[Dataset records on visual material]
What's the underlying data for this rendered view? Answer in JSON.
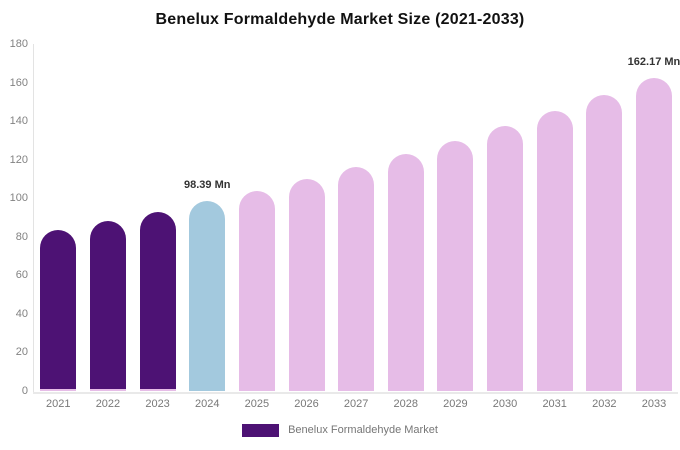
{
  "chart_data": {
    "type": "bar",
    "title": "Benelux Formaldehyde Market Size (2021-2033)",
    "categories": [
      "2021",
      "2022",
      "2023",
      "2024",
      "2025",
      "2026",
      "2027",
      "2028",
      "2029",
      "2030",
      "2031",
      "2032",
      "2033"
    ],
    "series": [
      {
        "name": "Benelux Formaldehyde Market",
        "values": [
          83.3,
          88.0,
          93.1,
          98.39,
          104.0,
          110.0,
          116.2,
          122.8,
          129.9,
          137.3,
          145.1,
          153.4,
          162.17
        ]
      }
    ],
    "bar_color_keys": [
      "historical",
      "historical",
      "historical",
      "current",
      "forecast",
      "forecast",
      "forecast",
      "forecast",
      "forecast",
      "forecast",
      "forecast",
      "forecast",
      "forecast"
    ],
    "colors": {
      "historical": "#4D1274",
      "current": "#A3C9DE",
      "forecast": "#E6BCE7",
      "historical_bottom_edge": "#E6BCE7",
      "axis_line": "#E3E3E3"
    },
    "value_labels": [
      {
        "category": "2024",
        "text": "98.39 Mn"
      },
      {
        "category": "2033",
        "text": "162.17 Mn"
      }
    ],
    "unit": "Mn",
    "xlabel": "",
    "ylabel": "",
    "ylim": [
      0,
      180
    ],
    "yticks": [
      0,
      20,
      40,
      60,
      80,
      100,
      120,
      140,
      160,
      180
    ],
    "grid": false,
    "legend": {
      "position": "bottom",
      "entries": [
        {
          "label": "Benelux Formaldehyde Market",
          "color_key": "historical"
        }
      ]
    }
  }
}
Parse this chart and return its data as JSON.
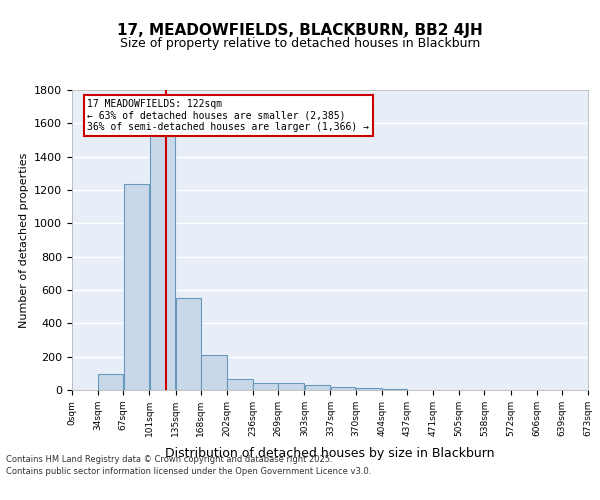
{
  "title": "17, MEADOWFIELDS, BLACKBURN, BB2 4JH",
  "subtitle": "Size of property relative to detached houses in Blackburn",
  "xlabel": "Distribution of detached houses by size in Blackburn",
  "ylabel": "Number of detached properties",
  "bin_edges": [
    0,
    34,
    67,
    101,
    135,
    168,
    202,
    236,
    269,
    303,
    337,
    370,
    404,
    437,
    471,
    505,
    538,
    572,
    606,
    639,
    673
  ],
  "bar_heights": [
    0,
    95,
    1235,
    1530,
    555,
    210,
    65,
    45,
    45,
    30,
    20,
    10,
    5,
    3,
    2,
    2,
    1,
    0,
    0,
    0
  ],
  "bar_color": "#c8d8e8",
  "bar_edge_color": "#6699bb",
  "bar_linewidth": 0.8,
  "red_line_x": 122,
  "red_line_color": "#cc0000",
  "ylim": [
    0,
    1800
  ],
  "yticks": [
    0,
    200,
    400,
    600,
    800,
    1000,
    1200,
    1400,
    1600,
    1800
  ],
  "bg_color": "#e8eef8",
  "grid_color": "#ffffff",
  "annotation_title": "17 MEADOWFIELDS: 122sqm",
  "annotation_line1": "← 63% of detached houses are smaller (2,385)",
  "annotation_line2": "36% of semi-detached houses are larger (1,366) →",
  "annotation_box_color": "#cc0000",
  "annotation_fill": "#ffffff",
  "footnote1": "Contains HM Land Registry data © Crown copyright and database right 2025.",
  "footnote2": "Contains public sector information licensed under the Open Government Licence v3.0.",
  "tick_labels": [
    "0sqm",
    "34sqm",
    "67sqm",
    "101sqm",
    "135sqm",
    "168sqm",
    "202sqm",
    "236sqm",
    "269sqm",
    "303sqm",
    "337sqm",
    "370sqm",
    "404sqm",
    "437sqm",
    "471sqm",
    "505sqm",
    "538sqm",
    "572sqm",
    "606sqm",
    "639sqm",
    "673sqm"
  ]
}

### Exercise goal:
From the records given above, reproduce all text exactly and exclude each picture.

### Problem solution:
What's the underlying data for this rendered view? Answer in JSON.
{
  "chart_data": {
    "type": "bar",
    "title": "Benelux Formaldehyde Market Size (2021-2033)",
    "categories": [
      "2021",
      "2022",
      "2023",
      "2024",
      "2025",
      "2026",
      "2027",
      "2028",
      "2029",
      "2030",
      "2031",
      "2032",
      "2033"
    ],
    "series": [
      {
        "name": "Benelux Formaldehyde Market",
        "values": [
          83.3,
          88.0,
          93.1,
          98.39,
          104.0,
          110.0,
          116.2,
          122.8,
          129.9,
          137.3,
          145.1,
          153.4,
          162.17
        ]
      }
    ],
    "bar_color_keys": [
      "historical",
      "historical",
      "historical",
      "current",
      "forecast",
      "forecast",
      "forecast",
      "forecast",
      "forecast",
      "forecast",
      "forecast",
      "forecast",
      "forecast"
    ],
    "colors": {
      "historical": "#4D1274",
      "current": "#A3C9DE",
      "forecast": "#E6BCE7",
      "historical_bottom_edge": "#E6BCE7",
      "axis_line": "#E3E3E3"
    },
    "value_labels": [
      {
        "category": "2024",
        "text": "98.39 Mn"
      },
      {
        "category": "2033",
        "text": "162.17 Mn"
      }
    ],
    "unit": "Mn",
    "xlabel": "",
    "ylabel": "",
    "ylim": [
      0,
      180
    ],
    "yticks": [
      0,
      20,
      40,
      60,
      80,
      100,
      120,
      140,
      160,
      180
    ],
    "grid": false,
    "legend": {
      "position": "bottom",
      "entries": [
        {
          "label": "Benelux Formaldehyde Market",
          "color_key": "historical"
        }
      ]
    }
  }
}
Parse this chart and return its data as JSON.
{
  "title": "17, MEADOWFIELDS, BLACKBURN, BB2 4JH",
  "subtitle": "Size of property relative to detached houses in Blackburn",
  "xlabel": "Distribution of detached houses by size in Blackburn",
  "ylabel": "Number of detached properties",
  "bin_edges": [
    0,
    34,
    67,
    101,
    135,
    168,
    202,
    236,
    269,
    303,
    337,
    370,
    404,
    437,
    471,
    505,
    538,
    572,
    606,
    639,
    673
  ],
  "bar_heights": [
    0,
    95,
    1235,
    1530,
    555,
    210,
    65,
    45,
    45,
    30,
    20,
    10,
    5,
    3,
    2,
    2,
    1,
    0,
    0,
    0
  ],
  "bar_color": "#c8d8e8",
  "bar_edge_color": "#6699bb",
  "bar_linewidth": 0.8,
  "red_line_x": 122,
  "red_line_color": "#cc0000",
  "ylim": [
    0,
    1800
  ],
  "yticks": [
    0,
    200,
    400,
    600,
    800,
    1000,
    1200,
    1400,
    1600,
    1800
  ],
  "bg_color": "#e8eef8",
  "grid_color": "#ffffff",
  "annotation_title": "17 MEADOWFIELDS: 122sqm",
  "annotation_line1": "← 63% of detached houses are smaller (2,385)",
  "annotation_line2": "36% of semi-detached houses are larger (1,366) →",
  "annotation_box_color": "#cc0000",
  "annotation_fill": "#ffffff",
  "footnote1": "Contains HM Land Registry data © Crown copyright and database right 2025.",
  "footnote2": "Contains public sector information licensed under the Open Government Licence v3.0.",
  "tick_labels": [
    "0sqm",
    "34sqm",
    "67sqm",
    "101sqm",
    "135sqm",
    "168sqm",
    "202sqm",
    "236sqm",
    "269sqm",
    "303sqm",
    "337sqm",
    "370sqm",
    "404sqm",
    "437sqm",
    "471sqm",
    "505sqm",
    "538sqm",
    "572sqm",
    "606sqm",
    "639sqm",
    "673sqm"
  ]
}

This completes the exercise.